Stored entries
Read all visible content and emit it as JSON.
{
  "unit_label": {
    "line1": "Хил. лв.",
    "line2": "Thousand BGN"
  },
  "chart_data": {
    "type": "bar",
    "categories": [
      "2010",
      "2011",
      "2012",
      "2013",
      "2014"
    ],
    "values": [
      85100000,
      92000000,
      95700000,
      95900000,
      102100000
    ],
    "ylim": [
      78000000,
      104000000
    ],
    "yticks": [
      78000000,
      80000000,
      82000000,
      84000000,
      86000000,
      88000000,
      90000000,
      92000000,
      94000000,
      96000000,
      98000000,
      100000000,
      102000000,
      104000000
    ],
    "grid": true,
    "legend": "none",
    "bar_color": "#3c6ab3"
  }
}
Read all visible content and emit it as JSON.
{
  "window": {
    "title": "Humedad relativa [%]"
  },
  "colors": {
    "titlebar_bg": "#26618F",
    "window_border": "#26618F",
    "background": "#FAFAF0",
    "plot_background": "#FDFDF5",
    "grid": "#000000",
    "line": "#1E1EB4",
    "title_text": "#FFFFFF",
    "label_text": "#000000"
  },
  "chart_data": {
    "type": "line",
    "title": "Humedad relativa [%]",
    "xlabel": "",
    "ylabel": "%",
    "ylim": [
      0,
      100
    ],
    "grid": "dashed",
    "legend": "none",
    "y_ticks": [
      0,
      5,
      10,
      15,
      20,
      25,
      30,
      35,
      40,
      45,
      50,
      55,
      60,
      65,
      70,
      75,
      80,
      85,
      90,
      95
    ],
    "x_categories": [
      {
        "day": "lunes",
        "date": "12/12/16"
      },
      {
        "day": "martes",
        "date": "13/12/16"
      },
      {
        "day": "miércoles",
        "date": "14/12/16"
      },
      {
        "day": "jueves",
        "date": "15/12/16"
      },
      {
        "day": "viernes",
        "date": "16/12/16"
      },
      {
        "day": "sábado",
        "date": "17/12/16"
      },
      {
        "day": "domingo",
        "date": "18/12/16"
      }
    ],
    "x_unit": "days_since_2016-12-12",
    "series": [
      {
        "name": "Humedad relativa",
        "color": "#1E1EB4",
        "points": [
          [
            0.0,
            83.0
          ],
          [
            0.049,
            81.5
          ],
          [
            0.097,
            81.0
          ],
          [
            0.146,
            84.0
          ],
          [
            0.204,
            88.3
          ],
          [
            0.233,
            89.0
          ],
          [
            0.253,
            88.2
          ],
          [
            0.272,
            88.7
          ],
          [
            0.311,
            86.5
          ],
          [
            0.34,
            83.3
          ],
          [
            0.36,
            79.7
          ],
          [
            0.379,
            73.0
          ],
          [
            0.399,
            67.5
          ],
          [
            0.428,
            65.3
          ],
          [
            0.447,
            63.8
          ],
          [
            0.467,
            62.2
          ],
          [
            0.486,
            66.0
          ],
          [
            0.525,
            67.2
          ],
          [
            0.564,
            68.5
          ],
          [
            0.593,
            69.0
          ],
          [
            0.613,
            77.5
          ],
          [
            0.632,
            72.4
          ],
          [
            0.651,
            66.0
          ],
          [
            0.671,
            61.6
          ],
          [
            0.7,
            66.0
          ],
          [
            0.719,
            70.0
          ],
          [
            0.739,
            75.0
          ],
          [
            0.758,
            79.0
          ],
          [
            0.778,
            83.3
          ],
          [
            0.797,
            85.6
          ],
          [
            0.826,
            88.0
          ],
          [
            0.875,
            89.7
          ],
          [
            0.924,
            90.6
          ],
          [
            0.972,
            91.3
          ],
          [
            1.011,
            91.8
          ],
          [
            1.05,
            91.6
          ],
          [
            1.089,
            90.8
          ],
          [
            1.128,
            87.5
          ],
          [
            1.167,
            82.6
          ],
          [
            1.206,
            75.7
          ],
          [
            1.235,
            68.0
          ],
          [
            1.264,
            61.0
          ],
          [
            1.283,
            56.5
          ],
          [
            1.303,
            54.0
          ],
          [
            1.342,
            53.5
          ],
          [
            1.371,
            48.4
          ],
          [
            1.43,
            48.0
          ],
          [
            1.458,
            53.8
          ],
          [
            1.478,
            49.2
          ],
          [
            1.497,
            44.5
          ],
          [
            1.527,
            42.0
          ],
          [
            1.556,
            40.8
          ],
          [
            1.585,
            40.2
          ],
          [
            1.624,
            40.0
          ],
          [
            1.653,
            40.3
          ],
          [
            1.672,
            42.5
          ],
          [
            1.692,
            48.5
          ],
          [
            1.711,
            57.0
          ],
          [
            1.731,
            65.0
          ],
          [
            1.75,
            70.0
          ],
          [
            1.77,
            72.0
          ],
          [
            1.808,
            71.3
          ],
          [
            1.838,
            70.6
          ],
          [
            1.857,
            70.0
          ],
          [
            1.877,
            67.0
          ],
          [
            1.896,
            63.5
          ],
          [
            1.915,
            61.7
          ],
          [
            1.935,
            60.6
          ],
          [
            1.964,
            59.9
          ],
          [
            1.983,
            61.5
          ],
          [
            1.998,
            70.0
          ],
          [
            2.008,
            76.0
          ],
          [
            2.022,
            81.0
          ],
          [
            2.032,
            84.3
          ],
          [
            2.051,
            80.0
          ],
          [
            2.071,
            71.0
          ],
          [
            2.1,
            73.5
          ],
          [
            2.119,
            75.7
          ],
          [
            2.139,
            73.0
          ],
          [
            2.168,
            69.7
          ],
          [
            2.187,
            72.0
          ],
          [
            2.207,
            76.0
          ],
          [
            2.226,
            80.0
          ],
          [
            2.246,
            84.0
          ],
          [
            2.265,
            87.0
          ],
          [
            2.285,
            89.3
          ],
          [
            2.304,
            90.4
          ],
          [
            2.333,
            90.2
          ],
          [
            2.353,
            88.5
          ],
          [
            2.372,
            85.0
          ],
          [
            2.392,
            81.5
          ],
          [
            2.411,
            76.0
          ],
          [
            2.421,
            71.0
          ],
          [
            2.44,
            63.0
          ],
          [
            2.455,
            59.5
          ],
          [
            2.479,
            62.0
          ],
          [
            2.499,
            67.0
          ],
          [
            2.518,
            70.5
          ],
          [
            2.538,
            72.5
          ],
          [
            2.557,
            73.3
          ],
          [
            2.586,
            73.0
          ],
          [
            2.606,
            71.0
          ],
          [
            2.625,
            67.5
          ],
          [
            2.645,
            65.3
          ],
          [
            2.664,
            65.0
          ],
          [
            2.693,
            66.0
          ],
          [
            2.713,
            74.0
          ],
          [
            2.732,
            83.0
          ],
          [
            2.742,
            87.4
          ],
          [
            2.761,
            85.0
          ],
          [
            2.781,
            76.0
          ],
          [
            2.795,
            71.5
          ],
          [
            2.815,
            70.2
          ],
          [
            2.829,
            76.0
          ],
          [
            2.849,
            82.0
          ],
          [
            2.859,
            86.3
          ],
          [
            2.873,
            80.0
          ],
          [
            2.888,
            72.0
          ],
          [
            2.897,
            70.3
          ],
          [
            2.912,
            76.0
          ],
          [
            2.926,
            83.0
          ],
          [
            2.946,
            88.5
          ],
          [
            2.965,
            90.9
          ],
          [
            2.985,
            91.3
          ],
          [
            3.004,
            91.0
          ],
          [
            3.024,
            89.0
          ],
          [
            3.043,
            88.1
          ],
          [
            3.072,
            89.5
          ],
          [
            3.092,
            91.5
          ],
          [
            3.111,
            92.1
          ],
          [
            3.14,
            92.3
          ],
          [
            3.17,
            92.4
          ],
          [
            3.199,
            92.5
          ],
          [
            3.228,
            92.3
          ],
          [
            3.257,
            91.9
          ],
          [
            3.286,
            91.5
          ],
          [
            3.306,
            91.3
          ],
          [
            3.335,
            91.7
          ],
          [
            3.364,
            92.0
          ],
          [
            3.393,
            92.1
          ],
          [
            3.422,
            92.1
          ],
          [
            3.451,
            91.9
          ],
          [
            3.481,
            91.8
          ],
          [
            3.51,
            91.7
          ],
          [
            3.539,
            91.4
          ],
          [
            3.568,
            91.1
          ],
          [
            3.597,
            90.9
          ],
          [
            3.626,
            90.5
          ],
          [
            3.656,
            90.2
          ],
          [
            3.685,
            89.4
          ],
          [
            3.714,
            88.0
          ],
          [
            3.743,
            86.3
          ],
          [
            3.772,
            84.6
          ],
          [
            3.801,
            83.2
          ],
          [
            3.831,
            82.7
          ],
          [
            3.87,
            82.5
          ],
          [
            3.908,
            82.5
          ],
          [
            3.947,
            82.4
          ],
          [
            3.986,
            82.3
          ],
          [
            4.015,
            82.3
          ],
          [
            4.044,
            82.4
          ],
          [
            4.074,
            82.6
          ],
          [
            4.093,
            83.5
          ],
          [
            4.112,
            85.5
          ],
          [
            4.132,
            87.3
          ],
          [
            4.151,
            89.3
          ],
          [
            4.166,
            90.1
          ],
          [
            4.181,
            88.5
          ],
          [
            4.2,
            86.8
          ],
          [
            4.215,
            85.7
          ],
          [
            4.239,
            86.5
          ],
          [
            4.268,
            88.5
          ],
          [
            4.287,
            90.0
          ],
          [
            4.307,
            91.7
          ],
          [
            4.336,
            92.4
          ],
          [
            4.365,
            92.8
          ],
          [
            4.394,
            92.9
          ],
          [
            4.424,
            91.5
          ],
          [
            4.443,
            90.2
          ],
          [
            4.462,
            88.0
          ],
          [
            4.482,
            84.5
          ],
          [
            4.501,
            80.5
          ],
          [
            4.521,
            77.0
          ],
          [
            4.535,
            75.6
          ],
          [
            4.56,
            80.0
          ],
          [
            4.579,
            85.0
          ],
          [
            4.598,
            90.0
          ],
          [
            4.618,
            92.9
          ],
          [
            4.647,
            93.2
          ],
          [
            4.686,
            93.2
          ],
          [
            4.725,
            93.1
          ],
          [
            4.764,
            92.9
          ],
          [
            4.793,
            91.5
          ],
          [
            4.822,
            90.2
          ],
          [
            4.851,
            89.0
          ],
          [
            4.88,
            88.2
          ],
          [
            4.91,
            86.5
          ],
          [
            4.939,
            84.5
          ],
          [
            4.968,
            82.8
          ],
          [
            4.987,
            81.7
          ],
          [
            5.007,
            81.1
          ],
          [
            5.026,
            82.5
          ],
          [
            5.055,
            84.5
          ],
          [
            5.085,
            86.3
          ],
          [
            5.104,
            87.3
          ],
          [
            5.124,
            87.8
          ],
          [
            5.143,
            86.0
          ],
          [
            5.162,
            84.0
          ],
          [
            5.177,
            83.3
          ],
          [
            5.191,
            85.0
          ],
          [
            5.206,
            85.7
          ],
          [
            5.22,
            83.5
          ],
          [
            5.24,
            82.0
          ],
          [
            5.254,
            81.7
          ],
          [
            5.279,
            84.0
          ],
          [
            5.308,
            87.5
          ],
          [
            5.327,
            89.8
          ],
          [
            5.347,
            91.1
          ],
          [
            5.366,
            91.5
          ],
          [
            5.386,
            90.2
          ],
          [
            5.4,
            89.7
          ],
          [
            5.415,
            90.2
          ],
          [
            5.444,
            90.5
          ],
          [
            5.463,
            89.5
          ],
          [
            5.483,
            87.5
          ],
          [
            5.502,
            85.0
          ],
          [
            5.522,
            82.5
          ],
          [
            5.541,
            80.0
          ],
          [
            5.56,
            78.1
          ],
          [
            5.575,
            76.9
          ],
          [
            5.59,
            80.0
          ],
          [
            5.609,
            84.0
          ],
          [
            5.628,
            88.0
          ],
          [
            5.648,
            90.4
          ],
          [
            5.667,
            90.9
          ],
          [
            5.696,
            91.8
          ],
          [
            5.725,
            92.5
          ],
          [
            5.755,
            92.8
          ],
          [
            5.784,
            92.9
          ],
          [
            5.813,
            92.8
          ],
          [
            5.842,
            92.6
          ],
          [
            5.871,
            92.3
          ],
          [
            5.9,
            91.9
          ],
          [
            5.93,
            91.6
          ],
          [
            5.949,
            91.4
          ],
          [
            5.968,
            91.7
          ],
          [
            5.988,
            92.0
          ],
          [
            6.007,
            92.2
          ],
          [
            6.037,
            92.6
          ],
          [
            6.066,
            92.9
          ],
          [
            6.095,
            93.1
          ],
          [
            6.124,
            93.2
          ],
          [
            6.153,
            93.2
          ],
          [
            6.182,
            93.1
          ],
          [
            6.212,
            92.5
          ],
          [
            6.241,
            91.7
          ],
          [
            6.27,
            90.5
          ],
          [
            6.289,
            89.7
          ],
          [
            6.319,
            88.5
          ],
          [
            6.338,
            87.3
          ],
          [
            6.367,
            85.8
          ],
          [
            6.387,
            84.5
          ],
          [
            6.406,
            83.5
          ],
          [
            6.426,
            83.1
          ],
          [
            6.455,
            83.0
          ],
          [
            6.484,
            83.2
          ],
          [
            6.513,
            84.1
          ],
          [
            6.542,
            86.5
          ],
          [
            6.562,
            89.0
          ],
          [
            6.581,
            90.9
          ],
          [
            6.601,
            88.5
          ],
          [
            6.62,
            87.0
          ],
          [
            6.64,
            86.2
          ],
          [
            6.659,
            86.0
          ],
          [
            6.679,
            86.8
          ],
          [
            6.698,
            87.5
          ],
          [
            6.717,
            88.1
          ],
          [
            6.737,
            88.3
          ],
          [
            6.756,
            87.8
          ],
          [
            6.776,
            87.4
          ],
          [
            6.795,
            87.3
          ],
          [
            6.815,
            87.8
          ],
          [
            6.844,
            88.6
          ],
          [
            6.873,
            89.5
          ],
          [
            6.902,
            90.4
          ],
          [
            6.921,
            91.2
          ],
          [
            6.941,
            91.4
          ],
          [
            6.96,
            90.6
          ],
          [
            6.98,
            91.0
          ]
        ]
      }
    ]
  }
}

TO BE DONE: Copy out all lines that carry the word "date".

RESPONSE FOR THIS EXERCISE:
        "date": "12/12/16"
        "date": "13/12/16"
        "date": "14/12/16"
        "date": "15/12/16"
        "date": "16/12/16"
        "date": "17/12/16"
        "date": "18/12/16"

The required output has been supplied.